§ **Records for the task**:
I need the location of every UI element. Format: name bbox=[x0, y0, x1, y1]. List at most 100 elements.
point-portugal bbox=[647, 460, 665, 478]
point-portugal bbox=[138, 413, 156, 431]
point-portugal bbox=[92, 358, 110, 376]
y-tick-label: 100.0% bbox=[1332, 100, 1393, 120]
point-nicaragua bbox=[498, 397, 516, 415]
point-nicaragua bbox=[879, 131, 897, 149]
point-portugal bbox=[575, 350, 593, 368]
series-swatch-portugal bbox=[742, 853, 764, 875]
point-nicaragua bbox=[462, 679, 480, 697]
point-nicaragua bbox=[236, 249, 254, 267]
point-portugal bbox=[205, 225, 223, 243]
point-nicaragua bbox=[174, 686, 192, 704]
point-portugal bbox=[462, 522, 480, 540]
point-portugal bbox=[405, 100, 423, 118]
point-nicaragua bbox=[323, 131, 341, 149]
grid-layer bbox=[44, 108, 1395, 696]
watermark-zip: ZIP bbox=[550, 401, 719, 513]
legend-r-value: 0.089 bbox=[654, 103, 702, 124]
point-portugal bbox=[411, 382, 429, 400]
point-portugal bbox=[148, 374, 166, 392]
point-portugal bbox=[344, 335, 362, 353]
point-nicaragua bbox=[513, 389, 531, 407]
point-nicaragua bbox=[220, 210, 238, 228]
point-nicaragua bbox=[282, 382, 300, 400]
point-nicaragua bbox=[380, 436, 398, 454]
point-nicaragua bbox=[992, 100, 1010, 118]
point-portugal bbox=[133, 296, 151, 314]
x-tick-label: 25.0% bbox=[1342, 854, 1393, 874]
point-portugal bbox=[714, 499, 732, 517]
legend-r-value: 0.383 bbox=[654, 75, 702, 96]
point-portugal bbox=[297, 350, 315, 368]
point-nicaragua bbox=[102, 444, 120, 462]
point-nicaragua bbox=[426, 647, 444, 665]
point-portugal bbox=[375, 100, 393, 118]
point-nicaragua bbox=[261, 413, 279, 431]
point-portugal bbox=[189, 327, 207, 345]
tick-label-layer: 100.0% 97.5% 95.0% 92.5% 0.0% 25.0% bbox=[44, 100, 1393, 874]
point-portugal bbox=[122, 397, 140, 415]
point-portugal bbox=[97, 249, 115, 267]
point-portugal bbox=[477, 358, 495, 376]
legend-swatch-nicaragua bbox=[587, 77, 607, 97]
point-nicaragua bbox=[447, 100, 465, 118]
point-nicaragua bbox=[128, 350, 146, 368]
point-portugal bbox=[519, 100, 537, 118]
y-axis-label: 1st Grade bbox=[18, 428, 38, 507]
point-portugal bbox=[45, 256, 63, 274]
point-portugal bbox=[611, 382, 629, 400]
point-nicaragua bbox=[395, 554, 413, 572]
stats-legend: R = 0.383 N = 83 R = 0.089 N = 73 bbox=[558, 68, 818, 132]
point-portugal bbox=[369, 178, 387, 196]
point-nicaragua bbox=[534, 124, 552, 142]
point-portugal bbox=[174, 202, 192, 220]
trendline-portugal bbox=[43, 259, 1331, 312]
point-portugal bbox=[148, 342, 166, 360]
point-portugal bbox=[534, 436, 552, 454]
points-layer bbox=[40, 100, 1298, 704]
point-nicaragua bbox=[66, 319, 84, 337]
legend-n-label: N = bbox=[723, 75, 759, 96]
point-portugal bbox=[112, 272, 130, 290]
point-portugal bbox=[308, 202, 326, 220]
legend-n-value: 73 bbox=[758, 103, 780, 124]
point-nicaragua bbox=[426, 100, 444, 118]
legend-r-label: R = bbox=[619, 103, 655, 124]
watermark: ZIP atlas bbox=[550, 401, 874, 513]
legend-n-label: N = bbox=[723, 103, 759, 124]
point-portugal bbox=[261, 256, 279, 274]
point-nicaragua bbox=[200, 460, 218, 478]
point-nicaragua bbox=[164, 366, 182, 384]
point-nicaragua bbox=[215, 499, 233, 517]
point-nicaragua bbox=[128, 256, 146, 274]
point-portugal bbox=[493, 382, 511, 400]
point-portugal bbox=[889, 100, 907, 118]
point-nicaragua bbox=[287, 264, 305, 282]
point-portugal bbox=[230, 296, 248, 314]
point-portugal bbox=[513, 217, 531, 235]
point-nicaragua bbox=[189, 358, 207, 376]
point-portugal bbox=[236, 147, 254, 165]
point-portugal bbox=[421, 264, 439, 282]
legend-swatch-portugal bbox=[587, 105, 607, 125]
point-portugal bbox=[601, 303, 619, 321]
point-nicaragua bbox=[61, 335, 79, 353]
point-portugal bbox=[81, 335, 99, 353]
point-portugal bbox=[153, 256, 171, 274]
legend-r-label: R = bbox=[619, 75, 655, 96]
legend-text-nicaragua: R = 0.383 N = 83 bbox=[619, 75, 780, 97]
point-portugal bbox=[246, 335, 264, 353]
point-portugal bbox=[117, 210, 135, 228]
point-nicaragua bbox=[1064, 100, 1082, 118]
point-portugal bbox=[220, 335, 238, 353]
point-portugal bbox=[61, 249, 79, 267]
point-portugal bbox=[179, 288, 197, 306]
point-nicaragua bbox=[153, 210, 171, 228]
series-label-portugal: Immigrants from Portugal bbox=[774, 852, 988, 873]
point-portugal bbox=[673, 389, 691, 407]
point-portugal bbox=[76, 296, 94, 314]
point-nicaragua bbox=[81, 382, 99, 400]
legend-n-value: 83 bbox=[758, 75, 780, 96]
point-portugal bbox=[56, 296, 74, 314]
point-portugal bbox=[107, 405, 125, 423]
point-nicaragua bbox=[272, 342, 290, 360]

§ **What is expected**: Copy the data above word for word, from its very first line down to and including the line that contains "point-nicaragua bbox=[462, 679, 480, 697]".

§ **Reply to the exercise**:
I need the location of every UI element. Format: name bbox=[x0, y0, x1, y1]. List at most 100 elements.
point-portugal bbox=[647, 460, 665, 478]
point-portugal bbox=[138, 413, 156, 431]
point-portugal bbox=[92, 358, 110, 376]
y-tick-label: 100.0% bbox=[1332, 100, 1393, 120]
point-nicaragua bbox=[498, 397, 516, 415]
point-nicaragua bbox=[879, 131, 897, 149]
point-portugal bbox=[575, 350, 593, 368]
series-swatch-portugal bbox=[742, 853, 764, 875]
point-nicaragua bbox=[462, 679, 480, 697]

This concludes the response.